■ Supplied material
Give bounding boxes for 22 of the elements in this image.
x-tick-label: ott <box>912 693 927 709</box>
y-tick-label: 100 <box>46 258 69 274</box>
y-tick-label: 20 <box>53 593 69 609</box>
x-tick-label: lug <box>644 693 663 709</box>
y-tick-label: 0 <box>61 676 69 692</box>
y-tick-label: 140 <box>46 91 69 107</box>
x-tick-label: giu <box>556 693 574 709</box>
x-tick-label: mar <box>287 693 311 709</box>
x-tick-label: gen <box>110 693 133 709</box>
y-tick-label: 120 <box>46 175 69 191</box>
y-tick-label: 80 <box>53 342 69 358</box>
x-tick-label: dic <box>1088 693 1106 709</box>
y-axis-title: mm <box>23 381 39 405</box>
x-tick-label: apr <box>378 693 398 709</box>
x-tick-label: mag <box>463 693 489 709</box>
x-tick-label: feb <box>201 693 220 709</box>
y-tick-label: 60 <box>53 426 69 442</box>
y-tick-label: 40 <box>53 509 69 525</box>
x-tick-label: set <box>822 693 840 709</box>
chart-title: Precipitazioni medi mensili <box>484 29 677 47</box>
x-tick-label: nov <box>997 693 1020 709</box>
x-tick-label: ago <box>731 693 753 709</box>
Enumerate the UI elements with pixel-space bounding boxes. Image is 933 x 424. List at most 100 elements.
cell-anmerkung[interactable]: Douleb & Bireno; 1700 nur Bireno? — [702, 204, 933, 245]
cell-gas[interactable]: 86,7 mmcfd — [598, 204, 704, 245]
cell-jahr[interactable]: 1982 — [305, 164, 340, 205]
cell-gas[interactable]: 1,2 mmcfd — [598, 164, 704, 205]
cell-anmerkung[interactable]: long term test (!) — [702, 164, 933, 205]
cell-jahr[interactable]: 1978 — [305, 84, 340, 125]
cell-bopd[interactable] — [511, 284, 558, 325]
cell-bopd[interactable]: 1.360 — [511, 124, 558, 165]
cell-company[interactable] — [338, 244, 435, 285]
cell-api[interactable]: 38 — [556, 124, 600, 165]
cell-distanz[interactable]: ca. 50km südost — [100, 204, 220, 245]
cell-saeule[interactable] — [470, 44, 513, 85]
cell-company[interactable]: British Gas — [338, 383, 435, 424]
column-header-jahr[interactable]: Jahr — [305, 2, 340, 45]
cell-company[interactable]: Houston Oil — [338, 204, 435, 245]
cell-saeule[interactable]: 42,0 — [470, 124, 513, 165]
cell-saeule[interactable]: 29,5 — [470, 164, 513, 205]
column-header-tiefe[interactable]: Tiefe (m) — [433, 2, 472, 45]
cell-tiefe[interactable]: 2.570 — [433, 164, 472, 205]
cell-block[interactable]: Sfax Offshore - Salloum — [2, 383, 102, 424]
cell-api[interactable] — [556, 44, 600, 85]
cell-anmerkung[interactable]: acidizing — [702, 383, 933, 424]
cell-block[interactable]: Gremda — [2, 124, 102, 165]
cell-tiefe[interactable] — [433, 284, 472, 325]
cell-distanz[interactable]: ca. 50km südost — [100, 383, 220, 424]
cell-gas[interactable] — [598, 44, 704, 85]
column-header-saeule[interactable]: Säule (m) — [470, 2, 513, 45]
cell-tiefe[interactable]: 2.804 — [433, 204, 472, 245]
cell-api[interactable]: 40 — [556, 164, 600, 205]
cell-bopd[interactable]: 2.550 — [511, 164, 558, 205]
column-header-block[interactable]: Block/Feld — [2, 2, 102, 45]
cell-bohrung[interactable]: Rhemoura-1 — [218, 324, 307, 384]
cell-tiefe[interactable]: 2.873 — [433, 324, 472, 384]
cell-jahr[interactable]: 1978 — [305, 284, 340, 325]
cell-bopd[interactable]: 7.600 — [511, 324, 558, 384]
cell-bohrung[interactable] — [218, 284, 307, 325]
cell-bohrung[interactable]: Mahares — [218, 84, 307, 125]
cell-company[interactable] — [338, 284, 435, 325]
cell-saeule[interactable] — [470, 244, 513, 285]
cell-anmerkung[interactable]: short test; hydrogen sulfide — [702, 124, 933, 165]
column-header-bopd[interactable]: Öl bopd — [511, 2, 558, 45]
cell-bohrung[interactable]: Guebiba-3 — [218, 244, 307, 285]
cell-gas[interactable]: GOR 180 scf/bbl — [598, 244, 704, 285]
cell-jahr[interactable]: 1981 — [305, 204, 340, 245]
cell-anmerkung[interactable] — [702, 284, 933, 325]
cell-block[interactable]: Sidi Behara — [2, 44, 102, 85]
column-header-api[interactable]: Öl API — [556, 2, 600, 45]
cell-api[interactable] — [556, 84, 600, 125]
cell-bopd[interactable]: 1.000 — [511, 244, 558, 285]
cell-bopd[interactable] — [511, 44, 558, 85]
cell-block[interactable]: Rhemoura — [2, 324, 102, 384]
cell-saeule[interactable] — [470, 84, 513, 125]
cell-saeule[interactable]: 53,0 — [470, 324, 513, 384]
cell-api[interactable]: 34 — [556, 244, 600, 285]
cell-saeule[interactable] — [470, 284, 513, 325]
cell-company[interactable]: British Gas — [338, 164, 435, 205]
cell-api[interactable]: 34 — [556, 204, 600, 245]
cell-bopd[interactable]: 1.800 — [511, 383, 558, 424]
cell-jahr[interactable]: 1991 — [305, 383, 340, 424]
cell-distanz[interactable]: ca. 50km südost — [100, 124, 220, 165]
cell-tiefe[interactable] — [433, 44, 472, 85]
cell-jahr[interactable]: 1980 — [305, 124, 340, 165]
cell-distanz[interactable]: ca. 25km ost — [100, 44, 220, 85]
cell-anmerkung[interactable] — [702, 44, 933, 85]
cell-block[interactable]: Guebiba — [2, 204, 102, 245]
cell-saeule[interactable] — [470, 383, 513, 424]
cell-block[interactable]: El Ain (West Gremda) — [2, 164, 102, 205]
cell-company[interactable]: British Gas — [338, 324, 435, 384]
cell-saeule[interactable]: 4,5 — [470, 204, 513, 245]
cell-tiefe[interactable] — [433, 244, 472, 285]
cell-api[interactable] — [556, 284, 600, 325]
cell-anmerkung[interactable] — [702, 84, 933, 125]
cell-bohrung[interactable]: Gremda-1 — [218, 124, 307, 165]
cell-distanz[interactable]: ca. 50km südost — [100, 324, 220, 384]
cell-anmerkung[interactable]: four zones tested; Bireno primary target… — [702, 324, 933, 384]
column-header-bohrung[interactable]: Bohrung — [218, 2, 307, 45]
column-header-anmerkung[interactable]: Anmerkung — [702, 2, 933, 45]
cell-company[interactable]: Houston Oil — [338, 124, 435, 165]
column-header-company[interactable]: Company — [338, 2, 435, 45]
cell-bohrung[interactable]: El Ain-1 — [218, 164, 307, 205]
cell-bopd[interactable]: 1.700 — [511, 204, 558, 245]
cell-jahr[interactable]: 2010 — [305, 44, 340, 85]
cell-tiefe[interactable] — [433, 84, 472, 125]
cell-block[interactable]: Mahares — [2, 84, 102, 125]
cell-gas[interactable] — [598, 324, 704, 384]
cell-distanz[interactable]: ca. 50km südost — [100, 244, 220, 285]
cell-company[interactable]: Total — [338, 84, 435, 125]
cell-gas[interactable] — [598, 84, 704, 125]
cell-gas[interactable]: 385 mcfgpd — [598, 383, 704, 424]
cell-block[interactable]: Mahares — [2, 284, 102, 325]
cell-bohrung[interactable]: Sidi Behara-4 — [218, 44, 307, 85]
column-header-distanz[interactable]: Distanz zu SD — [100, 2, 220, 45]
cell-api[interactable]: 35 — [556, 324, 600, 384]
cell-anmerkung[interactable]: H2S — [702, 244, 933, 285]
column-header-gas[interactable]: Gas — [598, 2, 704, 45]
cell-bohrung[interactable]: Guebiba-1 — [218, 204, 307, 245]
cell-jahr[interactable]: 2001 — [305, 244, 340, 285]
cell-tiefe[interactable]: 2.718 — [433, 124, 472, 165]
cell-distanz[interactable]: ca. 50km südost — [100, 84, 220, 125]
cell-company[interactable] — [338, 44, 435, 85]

■ What this task involves
Rewrite the listing above as a numbered list, starting at its first line and ending at the line containing "x-tick-label: mar <box>287 693 311 709</box>", with both of those lines included. Leave out any blank lines.

■ Answer
1. Give bounding boxes for 22 of the elements in this image.
2. x-tick-label: ott <box>912 693 927 709</box>
3. y-tick-label: 100 <box>46 258 69 274</box>
4. y-tick-label: 20 <box>53 593 69 609</box>
5. x-tick-label: lug <box>644 693 663 709</box>
6. y-tick-label: 0 <box>61 676 69 692</box>
7. y-tick-label: 140 <box>46 91 69 107</box>
8. x-tick-label: giu <box>556 693 574 709</box>
9. x-tick-label: mar <box>287 693 311 709</box>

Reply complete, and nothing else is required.